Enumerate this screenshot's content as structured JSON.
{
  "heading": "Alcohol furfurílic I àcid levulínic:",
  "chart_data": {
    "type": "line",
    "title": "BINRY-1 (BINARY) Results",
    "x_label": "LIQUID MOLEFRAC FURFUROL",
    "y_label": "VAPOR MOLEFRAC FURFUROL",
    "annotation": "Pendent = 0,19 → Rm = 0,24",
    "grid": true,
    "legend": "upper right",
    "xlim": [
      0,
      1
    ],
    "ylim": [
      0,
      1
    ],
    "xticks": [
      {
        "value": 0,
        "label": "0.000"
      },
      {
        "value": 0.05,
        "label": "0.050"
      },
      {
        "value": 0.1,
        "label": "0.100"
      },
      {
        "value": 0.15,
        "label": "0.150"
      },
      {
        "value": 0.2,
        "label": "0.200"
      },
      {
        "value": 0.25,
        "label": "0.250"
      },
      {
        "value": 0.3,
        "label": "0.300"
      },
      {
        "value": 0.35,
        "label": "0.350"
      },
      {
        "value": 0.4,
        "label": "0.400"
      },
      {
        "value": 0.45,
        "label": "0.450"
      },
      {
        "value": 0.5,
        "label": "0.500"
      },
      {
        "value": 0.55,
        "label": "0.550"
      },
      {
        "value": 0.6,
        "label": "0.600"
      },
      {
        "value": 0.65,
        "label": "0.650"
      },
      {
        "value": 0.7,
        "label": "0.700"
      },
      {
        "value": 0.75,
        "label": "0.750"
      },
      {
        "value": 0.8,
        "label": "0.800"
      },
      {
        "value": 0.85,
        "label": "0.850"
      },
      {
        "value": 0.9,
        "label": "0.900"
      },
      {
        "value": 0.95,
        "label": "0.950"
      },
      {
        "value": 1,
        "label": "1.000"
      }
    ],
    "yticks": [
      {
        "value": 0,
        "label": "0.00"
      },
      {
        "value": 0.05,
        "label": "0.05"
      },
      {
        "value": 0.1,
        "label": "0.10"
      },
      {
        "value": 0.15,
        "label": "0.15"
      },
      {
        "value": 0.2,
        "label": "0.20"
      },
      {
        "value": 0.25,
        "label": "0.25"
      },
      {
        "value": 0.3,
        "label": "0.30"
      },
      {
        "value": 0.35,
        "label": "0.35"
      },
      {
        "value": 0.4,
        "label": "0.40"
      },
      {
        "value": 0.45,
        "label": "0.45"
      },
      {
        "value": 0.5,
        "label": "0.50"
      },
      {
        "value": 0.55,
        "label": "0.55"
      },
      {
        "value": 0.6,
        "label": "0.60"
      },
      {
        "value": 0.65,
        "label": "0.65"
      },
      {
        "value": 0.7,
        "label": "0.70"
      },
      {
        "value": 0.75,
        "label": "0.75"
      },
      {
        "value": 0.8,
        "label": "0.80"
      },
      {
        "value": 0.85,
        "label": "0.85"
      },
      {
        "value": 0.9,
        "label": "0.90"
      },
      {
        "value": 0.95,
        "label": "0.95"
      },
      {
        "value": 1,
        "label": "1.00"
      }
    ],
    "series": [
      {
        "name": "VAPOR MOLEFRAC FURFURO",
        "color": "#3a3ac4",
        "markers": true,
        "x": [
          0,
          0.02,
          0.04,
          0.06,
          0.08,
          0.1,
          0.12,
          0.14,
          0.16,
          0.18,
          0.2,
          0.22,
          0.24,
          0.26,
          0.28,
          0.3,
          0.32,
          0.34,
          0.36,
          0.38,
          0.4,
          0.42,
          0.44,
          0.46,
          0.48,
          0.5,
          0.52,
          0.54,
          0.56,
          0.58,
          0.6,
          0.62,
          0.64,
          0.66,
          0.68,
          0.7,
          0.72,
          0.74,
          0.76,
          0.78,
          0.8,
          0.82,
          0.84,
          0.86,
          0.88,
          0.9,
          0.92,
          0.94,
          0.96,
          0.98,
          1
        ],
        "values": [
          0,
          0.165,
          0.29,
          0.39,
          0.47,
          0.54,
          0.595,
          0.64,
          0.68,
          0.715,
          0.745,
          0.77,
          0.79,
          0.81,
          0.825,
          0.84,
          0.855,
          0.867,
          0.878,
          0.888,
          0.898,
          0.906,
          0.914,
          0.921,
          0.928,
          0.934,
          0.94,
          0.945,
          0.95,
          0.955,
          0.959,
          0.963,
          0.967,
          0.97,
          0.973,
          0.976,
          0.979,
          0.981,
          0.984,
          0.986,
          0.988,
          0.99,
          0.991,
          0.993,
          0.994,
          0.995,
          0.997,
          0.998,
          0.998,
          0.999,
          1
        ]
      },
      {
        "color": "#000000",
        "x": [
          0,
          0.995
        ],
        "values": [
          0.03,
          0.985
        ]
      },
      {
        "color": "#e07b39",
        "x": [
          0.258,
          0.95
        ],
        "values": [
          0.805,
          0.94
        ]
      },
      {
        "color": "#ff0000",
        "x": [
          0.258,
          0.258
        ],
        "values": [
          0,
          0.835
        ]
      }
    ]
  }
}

* Written problem *
Search the material above for "VAPOR". Pull out each line where it shows up.

* Output *
    "y_label": "VAPOR MOLEFRAC FURFUROL",
        "name": "VAPOR MOLEFRAC FURFURO",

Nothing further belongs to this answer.